(Beginning of Records to use)

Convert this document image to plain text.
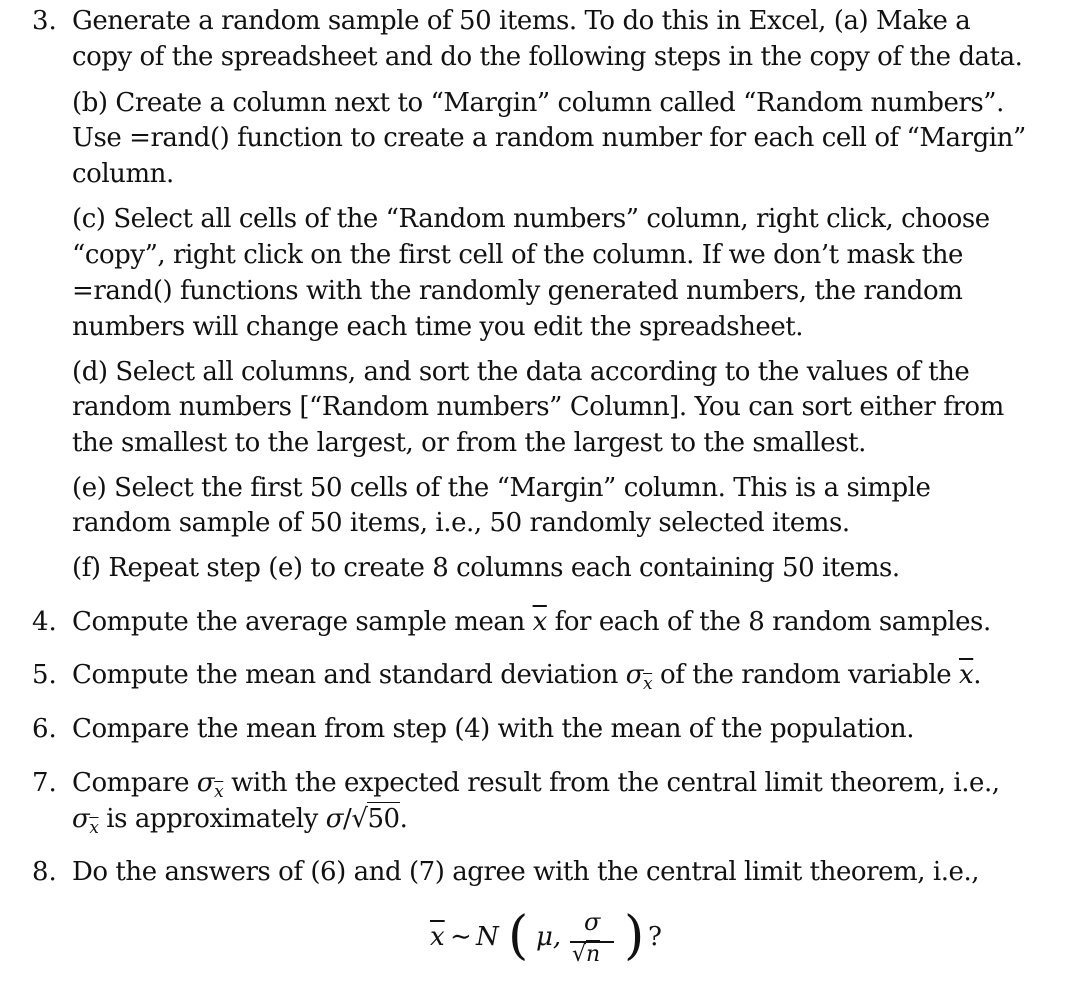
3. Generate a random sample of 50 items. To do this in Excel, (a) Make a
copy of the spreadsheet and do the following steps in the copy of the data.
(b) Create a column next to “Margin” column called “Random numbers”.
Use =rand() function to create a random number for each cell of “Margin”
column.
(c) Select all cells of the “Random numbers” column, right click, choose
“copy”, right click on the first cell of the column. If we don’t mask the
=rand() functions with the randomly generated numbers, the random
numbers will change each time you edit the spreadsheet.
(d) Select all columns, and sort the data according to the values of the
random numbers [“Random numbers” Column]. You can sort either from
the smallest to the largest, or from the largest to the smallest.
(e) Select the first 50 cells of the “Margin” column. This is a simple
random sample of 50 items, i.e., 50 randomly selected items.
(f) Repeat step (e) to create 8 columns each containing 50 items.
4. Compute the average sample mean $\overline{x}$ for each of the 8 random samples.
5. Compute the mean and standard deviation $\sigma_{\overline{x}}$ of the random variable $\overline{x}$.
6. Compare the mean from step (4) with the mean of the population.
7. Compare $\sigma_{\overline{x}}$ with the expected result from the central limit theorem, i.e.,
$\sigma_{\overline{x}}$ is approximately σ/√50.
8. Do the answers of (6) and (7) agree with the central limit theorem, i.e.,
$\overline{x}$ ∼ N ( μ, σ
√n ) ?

(End of Records to use)

_What is needed_:
Filter the lines above, keeping and copying those that contain "overline".

_Result of the task_:
4. Compute the average sample mean $\overline{x}$ for each of the 8 random samples.
5. Compute the mean and standard deviation $\sigma_{\overline{x}}$ of the random variable $\overline{x}$.
7. Compare $\sigma_{\overline{x}}$ with the expected result from the central limit theorem, i.e.,
$\sigma_{\overline{x}}$ is approximately σ/√50.
$\overline{x}$ ∼ N ( μ, σ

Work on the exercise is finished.